⟨

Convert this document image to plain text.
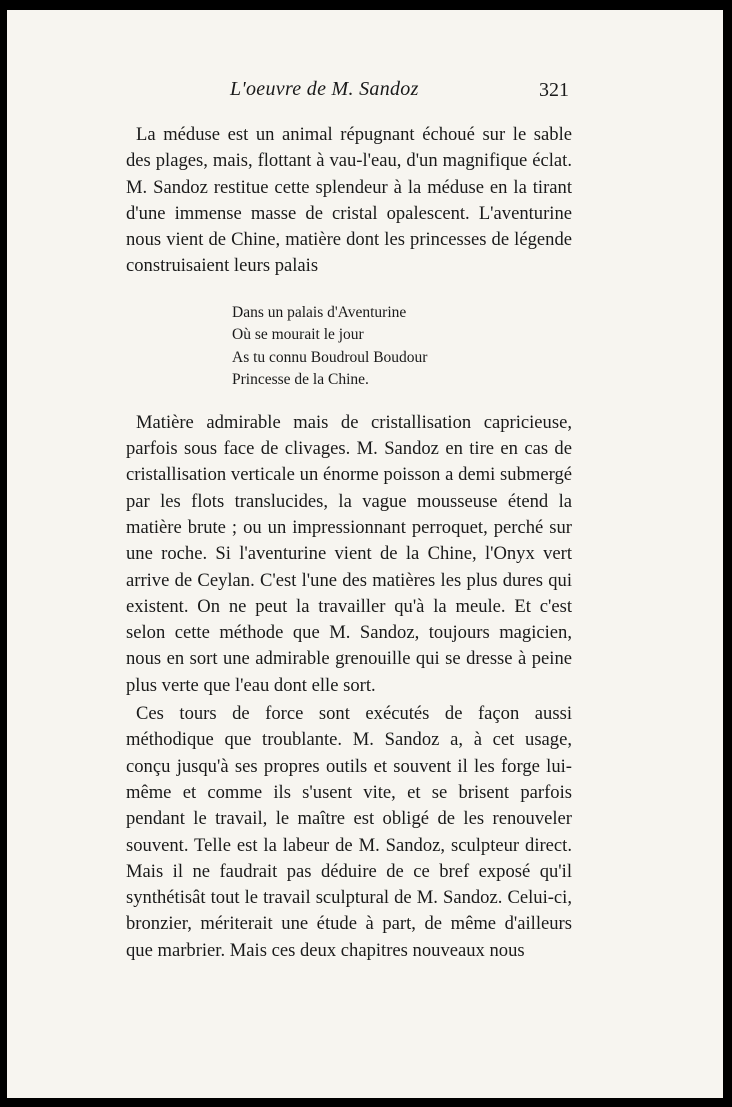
L'oeuvre de M. Sandoz	321

La méduse est un animal répugnant échoué sur le sable des plages, mais, flottant à vau-l'eau, d'un magnifique éclat. M. Sandoz restitue cette splendeur à la méduse en la tirant d'une immense masse de cristal opalescent. L'aventurine nous vient de Chine, matière dont les princesses de légende construisaient leurs palais

Dans un palais d'Aventurine
Où se mourait le jour
As tu connu Boudroul Boudour
Princesse de la Chine.

Matière admirable mais de cristallisation capricieuse, parfois sous face de clivages. M. Sandoz en tire en cas de cristallisation verticale un énorme poisson a demi submergé par les flots translucides, la vague mousseuse étend la matière brute ; ou un impressionnant perroquet, perché sur une roche. Si l'aventurine vient de la Chine, l'Onyx vert arrive de Ceylan. C'est l'une des matières les plus dures qui existent. On ne peut la travailler qu'à la meule. Et c'est selon cette méthode que M. Sandoz, toujours magicien, nous en sort une admirable grenouille qui se dresse à peine plus verte que l'eau dont elle sort.

Ces tours de force sont exécutés de façon aussi méthodique que troublante. M. Sandoz a, à cet usage, conçu jusqu'à ses propres outils et souvent il les forge lui-même et comme ils s'usent vite, et se brisent parfois pendant le travail, le maître est obligé de les renouveler souvent. Telle est la labeur de M. Sandoz, sculpteur direct. Mais il ne faudrait pas déduire de ce bref exposé qu'il synthétisât tout le travail sculptural de M. Sandoz. Celui-ci, bronzier, mériterait une étude à part, de même d'ailleurs que marbrier. Mais ces deux chapitres nouveaux nous
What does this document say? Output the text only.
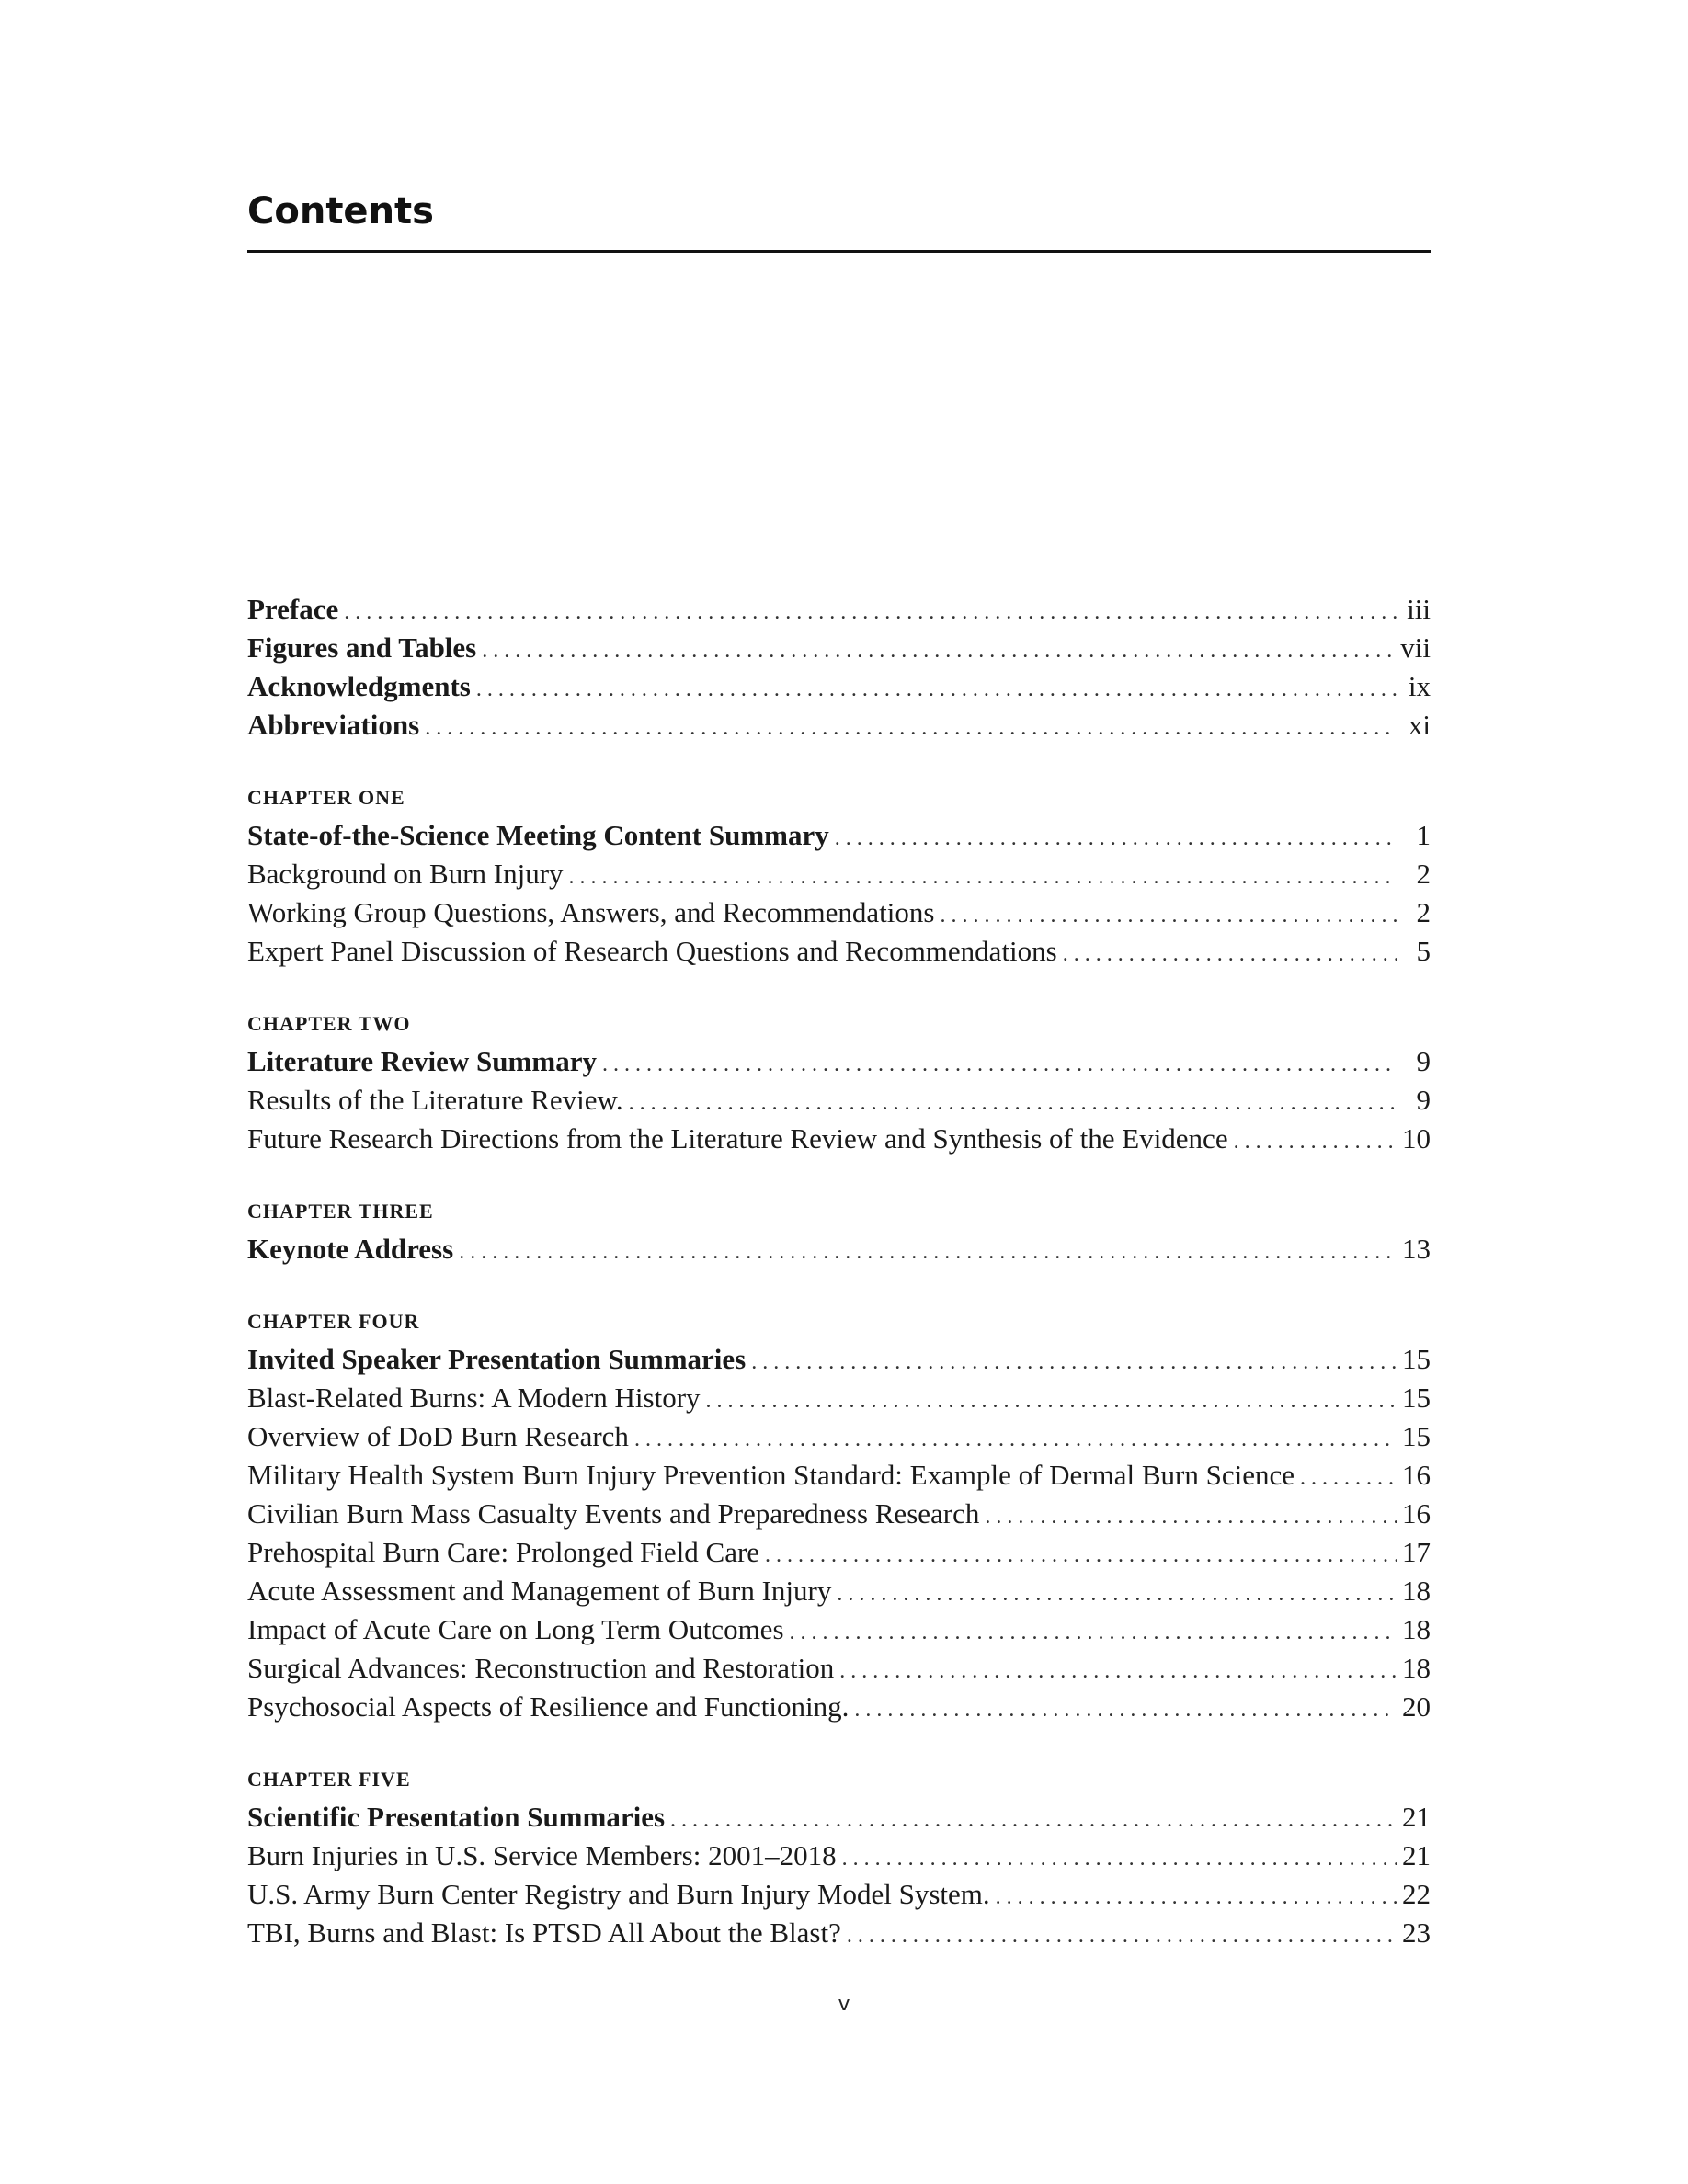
Contents
Preface . . .	iii
Figures and Tables . . .	vii
Acknowledgments . . .	ix
Abbreviations . . .	xi
CHAPTER ONE
State-of-the-Science Meeting Content Summary . . .	1
Background on Burn Injury . . .	2
Working Group Questions, Answers, and Recommendations . . .	2
Expert Panel Discussion of Research Questions and Recommendations . . .	5
CHAPTER TWO
Literature Review Summary . . .	9
Results of the Literature Review. . . .	9
Future Research Directions from the Literature Review and Synthesis of the Evidence . . .	10
CHAPTER THREE
Keynote Address . . .	13
CHAPTER FOUR
Invited Speaker Presentation Summaries . . .	15
Blast-Related Burns: A Modern History . . .	15
Overview of DoD Burn Research . . .	15
Military Health System Burn Injury Prevention Standard: Example of Dermal Burn Science . . .	16
Civilian Burn Mass Casualty Events and Preparedness Research . . .	16
Prehospital Burn Care: Prolonged Field Care . . .	17
Acute Assessment and Management of Burn Injury . . .	18
Impact of Acute Care on Long Term Outcomes . . .	18
Surgical Advances: Reconstruction and Restoration . . .	18
Psychosocial Aspects of Resilience and Functioning. . . .	20
CHAPTER FIVE
Scientific Presentation Summaries . . .	21
Burn Injuries in U.S. Service Members: 2001–2018 . . .	21
U.S. Army Burn Center Registry and Burn Injury Model System. . . .	22
TBI, Burns and Blast: Is PTSD All About the Blast? . . .	23
v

⟩

- TASK PROMPT -
Say how many lines in this material hold "Questions", and say nothing else.

- TASK RESPONSE -
2